__PROBLEM TO SOLVE__. Render every line of each item below as an entry in a numbered list, omitting blank lines.

(Dataset rows)

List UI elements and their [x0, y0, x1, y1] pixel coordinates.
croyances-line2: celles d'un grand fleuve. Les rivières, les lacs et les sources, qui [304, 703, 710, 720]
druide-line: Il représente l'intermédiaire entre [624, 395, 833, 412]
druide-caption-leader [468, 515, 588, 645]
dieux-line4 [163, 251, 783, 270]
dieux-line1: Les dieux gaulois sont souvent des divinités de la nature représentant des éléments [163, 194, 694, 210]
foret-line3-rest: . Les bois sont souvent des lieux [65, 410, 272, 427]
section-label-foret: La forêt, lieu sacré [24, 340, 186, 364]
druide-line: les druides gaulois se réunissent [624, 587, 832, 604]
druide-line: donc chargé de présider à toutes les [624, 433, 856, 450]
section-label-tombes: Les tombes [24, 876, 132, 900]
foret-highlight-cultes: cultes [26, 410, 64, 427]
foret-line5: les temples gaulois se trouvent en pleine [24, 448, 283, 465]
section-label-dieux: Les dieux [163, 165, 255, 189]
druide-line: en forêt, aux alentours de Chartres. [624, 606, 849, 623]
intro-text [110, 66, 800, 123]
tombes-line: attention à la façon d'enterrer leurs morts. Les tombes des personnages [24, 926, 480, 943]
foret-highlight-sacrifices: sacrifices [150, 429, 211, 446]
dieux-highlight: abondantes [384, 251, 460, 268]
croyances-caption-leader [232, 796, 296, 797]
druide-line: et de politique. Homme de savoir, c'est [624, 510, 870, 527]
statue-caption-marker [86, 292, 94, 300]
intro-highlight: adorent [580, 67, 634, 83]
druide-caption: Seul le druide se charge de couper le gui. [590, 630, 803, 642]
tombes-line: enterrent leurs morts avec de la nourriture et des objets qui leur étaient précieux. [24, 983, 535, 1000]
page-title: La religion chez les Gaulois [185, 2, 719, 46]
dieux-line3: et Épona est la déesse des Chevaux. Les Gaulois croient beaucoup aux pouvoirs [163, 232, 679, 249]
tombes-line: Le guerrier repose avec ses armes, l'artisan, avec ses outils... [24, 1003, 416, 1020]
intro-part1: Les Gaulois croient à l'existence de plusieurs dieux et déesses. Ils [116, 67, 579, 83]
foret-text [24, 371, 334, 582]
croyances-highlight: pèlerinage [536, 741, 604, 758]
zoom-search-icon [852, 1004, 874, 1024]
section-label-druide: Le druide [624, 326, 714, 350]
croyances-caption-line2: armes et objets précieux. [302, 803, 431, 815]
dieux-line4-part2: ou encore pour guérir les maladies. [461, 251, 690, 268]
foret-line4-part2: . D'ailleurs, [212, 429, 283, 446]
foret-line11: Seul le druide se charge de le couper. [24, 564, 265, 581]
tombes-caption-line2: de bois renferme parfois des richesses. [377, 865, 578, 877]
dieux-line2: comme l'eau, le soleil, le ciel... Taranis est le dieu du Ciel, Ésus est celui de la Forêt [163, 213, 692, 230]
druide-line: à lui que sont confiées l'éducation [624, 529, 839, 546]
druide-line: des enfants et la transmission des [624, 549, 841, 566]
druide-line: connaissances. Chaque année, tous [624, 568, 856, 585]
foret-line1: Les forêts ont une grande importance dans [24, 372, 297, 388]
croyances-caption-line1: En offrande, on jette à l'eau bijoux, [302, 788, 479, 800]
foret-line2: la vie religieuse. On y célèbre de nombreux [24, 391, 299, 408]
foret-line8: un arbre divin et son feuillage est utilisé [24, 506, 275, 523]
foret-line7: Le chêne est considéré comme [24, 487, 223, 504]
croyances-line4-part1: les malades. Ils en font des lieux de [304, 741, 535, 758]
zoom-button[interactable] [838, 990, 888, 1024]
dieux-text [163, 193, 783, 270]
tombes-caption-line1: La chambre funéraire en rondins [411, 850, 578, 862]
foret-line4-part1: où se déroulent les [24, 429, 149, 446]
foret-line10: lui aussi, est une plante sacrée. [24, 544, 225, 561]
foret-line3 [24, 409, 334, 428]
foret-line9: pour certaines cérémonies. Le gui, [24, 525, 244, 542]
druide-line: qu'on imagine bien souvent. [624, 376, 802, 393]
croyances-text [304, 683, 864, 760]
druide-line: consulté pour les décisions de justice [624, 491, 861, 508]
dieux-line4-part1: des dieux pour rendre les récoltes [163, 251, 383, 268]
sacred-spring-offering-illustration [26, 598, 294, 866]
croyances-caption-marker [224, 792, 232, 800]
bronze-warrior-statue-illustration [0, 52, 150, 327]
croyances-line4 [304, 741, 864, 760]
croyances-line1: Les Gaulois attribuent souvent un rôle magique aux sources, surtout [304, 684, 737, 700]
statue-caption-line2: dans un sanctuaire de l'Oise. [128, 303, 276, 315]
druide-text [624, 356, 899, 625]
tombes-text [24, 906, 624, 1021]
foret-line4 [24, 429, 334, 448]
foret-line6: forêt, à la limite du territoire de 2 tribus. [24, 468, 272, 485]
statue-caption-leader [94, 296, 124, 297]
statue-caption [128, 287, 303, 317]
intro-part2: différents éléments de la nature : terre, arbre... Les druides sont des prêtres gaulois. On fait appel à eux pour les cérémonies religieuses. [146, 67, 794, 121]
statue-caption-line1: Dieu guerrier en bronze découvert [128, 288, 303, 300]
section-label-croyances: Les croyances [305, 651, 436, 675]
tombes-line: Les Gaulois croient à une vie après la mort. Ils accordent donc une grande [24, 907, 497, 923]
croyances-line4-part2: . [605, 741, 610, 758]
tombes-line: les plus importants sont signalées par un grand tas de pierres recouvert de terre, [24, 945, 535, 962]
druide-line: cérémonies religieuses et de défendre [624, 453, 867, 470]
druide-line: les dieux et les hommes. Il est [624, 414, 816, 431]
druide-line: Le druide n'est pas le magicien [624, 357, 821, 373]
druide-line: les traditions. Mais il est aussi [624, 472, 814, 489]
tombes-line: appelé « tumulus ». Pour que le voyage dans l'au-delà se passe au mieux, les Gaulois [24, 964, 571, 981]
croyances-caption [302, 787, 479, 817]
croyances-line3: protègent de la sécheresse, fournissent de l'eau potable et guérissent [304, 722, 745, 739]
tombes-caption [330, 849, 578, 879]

__CORRECT OUTPUT__.
1. List UI elements and their [x0, y0, x1, y1] pixel coordinates.
2. croyances-line2: celles d'un grand fleuve. Les rivières, les lacs et les sources, qui [304, 703, 710, 720]
3. druide-line: Il représente l'intermédiaire entre [624, 395, 833, 412]
4. druide-caption-leader [468, 515, 588, 645]
5. dieux-line4 [163, 251, 783, 270]
6. dieux-line1: Les dieux gaulois sont souvent des divinités de la nature représentant des éléments [163, 194, 694, 210]
7. foret-line3-rest: . Les bois sont souvent des lieux [65, 410, 272, 427]
8. section-label-foret: La forêt, lieu sacré [24, 340, 186, 364]
9. druide-line: les druides gaulois se réunissent [624, 587, 832, 604]
10. druide-line: donc chargé de présider à toutes les [624, 433, 856, 450]
11. section-label-tombes: Les tombes [24, 876, 132, 900]
12. foret-highlight-cultes: cultes [26, 410, 64, 427]
13. foret-line5: les temples gaulois se trouvent en pleine [24, 448, 283, 465]
14. section-label-dieux: Les dieux [163, 165, 255, 189]
15. druide-line: en forêt, aux alentours de Chartres. [624, 606, 849, 623]
16. intro-text [110, 66, 800, 123]
17. tombes-line: attention à la façon d'enterrer leurs morts. Les tombes des personnages [24, 926, 480, 943]
18. foret-highlight-sacrifices: sacrifices [150, 429, 211, 446]
19. dieux-highlight: abondantes [384, 251, 460, 268]
20. croyances-caption-leader [232, 796, 296, 797]
21. druide-line: et de politique. Homme de savoir, c'est [624, 510, 870, 527]
22. statue-caption-marker [86, 292, 94, 300]
23. intro-highlight: adorent [580, 67, 634, 83]
24. druide-caption: Seul le druide se charge de couper le gui. [590, 630, 803, 642]
25. tombes-line: enterrent leurs morts avec de la nourriture et des objets qui leur étaient précieux. [24, 983, 535, 1000]
26. page-title: La religion chez les Gaulois [185, 2, 719, 46]
27. dieux-line3: et Épona est la déesse des Chevaux. Les Gaulois croient beaucoup aux pouvoirs [163, 232, 679, 249]
28. tombes-line: Le guerrier repose avec ses armes, l'artisan, avec ses outils... [24, 1003, 416, 1020]
29. intro-part1: Les Gaulois croient à l'existence de plusieurs dieux et déesses. Ils [116, 67, 579, 83]
30. foret-text [24, 371, 334, 582]
31. croyances-highlight: pèlerinage [536, 741, 604, 758]
32. zoom-search-icon [852, 1004, 874, 1024]
33. section-label-druide: Le druide [624, 326, 714, 350]
34. croyances-caption-line2: armes et objets précieux. [302, 803, 431, 815]
35. dieux-line4-part2: ou encore pour guérir les maladies. [461, 251, 690, 268]
36. foret-line4-part2: . D'ailleurs, [212, 429, 283, 446]
37. foret-line11: Seul le druide se charge de le couper. [24, 564, 265, 581]
38. tombes-caption-line2: de bois renferme parfois des richesses. [377, 865, 578, 877]
39. dieux-line2: comme l'eau, le soleil, le ciel... Taranis est le dieu du Ciel, Ésus est celui de la Forêt [163, 213, 692, 230]
40. druide-line: à lui que sont confiées l'éducation [624, 529, 839, 546]
41. druide-line: des enfants et la transmission des [624, 549, 841, 566]
42. druide-line: connaissances. Chaque année, tous [624, 568, 856, 585]
43. foret-line1: Les forêts ont une grande importance dans [24, 372, 297, 388]
44. croyances-caption-line1: En offrande, on jette à l'eau bijoux, [302, 788, 479, 800]
45. foret-line2: la vie religieuse. On y célèbre de nombreux [24, 391, 299, 408]
46. foret-line8: un arbre divin et son feuillage est utilisé [24, 506, 275, 523]
47. foret-line7: Le chêne est considéré comme [24, 487, 223, 504]
48. croyances-line4-part1: les malades. Ils en font des lieux de [304, 741, 535, 758]
49. zoom-button[interactable] [838, 990, 888, 1024]
50. dieux-text [163, 193, 783, 270]
51. tombes-caption-line1: La chambre funéraire en rondins [411, 850, 578, 862]
52. foret-line4-part1: où se déroulent les [24, 429, 149, 446]
53. foret-line10: lui aussi, est une plante sacrée. [24, 544, 225, 561]
54. foret-line3 [24, 409, 334, 428]
55. foret-line9: pour certaines cérémonies. Le gui, [24, 525, 244, 542]
56. druide-line: qu'on imagine bien souvent. [624, 376, 802, 393]
57. croyances-text [304, 683, 864, 760]
58. druide-line: consulté pour les décisions de justice [624, 491, 861, 508]
59. dieux-line4-part1: des dieux pour rendre les récoltes [163, 251, 383, 268]
60. sacred-spring-offering-illustration [26, 598, 294, 866]
61. croyances-caption-marker [224, 792, 232, 800]
62. bronze-warrior-statue-illustration [0, 52, 150, 327]
63. croyances-line4 [304, 741, 864, 760]
64. croyances-line1: Les Gaulois attribuent souvent un rôle magique aux sources, surtout [304, 684, 737, 700]
65. statue-caption-line2: dans un sanctuaire de l'Oise. [128, 303, 276, 315]
66. druide-text [624, 356, 899, 625]
67. tombes-text [24, 906, 624, 1021]
68. foret-line4 [24, 429, 334, 448]
69. foret-line6: forêt, à la limite du territoire de 2 tribus. [24, 468, 272, 485]
70. statue-caption-leader [94, 296, 124, 297]
71. statue-caption [128, 287, 303, 317]
72. intro-part2: différents éléments de la nature : terre, arbre... Les druides sont des prêtres gaulois. On fait appel à eux pour les cérémonies religieuses. [146, 67, 794, 121]
73. statue-caption-line1: Dieu guerrier en bronze découvert [128, 288, 303, 300]
74. section-label-croyances: Les croyances [305, 651, 436, 675]
75. tombes-line: Les Gaulois croient à une vie après la mort. Ils accordent donc une grande [24, 907, 497, 923]
76. croyances-line4-part2: . [605, 741, 610, 758]
77. tombes-line: les plus importants sont signalées par un grand tas de pierres recouvert de terre, [24, 945, 535, 962]
78. druide-line: cérémonies religieuses et de défendre [624, 453, 867, 470]
79. druide-line: les dieux et les hommes. Il est [624, 414, 816, 431]
80. druide-line: Le druide n'est pas le magicien [624, 357, 821, 373]
81. druide-line: les traditions. Mais il est aussi [624, 472, 814, 489]
82. tombes-line: appelé « tumulus ». Pour que le voyage dans l'au-delà se passe au mieux, les Gaulois [24, 964, 571, 981]
83. croyances-caption [302, 787, 479, 817]
84. croyances-line3: protègent de la sécheresse, fournissent de l'eau potable et guérissent [304, 722, 745, 739]
85. tombes-caption [330, 849, 578, 879]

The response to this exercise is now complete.